## Set problem
Check every line below for the word "根据个人所得税法律制度的规定" and give only the number of lines where it appears.

======== Records provided ========

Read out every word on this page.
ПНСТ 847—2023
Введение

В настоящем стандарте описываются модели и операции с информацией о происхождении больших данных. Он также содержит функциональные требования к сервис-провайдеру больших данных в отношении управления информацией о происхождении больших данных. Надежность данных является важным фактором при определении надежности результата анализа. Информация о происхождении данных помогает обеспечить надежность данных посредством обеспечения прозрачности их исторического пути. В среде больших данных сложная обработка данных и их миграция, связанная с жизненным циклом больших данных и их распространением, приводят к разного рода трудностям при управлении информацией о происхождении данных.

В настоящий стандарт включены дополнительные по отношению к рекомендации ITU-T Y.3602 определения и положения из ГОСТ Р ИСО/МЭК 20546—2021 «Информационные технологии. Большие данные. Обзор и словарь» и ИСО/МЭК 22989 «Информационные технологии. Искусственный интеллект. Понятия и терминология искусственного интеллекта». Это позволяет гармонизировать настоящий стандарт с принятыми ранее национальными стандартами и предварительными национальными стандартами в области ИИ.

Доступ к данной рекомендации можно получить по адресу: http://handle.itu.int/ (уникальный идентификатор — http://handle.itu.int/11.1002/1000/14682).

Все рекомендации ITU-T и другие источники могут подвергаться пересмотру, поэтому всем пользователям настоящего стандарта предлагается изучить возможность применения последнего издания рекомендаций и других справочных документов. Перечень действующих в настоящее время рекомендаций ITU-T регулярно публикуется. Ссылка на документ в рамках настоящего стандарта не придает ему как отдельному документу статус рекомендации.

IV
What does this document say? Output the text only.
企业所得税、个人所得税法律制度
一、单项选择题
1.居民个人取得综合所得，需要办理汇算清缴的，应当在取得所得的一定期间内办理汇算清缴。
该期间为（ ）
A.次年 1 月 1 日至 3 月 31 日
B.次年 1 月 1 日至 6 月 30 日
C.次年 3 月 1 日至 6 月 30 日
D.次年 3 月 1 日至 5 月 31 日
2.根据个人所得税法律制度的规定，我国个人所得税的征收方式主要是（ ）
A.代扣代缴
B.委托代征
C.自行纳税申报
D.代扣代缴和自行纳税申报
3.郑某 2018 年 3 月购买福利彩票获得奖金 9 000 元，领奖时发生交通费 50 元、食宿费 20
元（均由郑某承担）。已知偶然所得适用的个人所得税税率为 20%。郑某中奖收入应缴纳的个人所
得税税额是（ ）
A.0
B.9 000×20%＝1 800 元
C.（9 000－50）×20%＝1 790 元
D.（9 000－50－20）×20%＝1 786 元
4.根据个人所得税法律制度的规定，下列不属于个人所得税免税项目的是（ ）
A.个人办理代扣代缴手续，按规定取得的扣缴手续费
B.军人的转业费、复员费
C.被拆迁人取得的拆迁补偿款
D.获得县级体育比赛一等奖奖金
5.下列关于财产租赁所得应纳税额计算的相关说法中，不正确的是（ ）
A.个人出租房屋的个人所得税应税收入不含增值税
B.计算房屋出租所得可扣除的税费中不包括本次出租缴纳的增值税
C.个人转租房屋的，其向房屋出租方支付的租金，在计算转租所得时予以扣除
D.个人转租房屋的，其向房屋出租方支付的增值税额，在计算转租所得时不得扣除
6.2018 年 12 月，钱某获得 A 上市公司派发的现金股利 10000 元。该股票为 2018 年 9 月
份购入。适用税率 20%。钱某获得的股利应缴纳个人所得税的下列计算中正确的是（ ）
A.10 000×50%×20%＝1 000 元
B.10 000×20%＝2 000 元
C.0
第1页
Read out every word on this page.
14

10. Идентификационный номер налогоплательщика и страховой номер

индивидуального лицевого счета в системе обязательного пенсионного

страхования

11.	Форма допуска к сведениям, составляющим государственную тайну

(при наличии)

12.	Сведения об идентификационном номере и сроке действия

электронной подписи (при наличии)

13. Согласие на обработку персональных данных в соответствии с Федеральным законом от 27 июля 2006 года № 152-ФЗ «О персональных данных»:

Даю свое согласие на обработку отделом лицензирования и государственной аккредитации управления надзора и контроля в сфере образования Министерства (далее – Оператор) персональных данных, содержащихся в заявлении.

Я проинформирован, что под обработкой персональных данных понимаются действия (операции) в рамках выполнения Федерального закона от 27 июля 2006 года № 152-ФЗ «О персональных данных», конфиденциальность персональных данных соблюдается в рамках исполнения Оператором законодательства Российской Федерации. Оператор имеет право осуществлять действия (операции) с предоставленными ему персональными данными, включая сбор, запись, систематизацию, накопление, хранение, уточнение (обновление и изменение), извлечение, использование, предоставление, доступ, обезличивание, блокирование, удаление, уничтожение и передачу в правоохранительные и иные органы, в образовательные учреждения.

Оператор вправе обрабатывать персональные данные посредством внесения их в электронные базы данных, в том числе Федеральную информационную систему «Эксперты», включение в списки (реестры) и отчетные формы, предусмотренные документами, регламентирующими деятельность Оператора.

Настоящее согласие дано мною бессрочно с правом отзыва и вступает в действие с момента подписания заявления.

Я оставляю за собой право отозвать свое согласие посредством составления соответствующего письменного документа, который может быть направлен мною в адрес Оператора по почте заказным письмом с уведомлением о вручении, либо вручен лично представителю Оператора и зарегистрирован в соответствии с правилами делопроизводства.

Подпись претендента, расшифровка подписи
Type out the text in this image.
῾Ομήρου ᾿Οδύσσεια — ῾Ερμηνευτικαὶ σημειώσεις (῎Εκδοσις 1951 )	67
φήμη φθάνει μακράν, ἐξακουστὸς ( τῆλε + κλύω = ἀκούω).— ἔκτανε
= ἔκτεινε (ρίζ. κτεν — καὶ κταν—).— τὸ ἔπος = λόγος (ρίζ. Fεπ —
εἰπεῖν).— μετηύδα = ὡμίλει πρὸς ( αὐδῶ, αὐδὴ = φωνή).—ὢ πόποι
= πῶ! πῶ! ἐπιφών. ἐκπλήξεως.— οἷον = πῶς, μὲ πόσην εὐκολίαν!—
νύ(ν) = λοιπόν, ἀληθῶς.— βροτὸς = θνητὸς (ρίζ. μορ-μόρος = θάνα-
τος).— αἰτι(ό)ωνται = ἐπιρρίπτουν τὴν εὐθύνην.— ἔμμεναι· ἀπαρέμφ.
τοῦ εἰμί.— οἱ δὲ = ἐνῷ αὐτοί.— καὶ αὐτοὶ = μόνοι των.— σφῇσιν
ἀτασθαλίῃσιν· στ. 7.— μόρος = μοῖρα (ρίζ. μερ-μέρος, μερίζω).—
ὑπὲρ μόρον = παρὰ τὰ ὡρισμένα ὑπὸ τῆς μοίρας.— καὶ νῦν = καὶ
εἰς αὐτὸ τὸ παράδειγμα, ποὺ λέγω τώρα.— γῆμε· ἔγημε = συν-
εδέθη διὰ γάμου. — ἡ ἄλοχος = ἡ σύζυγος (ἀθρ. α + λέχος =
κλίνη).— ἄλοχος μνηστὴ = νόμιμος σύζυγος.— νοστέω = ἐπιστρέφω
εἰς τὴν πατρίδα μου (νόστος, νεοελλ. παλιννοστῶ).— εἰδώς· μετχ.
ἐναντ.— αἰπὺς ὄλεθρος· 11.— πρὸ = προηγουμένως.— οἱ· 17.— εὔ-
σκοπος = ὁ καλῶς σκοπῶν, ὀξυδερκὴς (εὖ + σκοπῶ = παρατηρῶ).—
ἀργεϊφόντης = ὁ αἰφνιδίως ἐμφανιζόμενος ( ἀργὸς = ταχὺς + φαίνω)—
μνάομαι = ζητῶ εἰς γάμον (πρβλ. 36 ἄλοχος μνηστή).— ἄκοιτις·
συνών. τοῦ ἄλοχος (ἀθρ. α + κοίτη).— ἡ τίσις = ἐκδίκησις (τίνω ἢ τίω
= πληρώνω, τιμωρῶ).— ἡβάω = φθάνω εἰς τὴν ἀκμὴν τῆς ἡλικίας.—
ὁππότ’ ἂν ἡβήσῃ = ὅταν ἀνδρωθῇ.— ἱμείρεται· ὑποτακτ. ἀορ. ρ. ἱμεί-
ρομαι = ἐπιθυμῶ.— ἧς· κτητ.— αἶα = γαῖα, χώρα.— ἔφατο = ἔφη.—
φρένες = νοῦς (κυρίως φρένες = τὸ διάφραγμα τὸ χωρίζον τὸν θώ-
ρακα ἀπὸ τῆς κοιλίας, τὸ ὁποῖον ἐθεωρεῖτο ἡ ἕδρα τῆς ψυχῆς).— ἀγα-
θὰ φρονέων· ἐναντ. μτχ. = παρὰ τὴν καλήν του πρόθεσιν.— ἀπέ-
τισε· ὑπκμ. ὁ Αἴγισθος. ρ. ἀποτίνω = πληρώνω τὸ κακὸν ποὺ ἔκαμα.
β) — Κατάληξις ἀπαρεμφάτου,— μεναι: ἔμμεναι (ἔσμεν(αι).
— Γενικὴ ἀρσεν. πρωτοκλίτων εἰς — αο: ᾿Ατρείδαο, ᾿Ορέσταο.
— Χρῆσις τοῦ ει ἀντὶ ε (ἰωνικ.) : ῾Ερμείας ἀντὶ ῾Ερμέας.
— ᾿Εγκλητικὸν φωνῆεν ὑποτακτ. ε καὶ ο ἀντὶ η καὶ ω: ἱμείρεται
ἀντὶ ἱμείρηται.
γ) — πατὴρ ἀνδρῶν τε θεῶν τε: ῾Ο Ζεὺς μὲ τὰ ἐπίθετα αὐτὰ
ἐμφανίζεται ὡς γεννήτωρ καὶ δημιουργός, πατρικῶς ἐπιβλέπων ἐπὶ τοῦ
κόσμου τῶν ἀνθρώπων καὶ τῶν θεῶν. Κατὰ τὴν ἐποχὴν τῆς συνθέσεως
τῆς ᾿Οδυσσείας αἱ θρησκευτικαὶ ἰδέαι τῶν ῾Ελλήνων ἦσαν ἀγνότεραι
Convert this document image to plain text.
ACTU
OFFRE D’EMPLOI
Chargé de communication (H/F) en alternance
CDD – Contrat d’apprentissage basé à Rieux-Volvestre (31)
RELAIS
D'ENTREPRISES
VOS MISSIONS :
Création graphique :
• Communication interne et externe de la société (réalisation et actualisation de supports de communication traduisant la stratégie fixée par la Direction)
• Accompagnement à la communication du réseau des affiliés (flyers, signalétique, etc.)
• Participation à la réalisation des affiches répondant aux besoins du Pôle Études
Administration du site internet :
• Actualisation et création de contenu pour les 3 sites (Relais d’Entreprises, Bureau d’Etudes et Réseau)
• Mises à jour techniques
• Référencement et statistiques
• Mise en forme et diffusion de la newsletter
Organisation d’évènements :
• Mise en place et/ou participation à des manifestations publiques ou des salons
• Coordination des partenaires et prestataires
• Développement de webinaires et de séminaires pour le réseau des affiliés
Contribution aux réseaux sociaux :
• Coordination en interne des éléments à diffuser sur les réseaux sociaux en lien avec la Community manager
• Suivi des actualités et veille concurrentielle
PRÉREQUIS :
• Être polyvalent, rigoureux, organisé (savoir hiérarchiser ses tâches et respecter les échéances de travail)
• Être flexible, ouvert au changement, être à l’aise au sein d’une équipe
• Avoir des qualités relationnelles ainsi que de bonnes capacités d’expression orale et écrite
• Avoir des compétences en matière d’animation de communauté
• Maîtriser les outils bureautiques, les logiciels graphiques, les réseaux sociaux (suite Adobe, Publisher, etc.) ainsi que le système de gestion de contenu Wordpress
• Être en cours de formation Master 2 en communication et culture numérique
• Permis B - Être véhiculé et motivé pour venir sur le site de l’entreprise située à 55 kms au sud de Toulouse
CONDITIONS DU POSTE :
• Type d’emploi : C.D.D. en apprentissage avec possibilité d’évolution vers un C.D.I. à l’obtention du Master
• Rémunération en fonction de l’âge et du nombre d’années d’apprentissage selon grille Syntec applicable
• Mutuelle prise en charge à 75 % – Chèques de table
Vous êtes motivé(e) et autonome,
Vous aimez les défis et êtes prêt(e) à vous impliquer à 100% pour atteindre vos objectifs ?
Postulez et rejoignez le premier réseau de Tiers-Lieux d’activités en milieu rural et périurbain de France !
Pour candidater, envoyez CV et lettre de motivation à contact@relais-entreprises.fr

========

## Written answer
2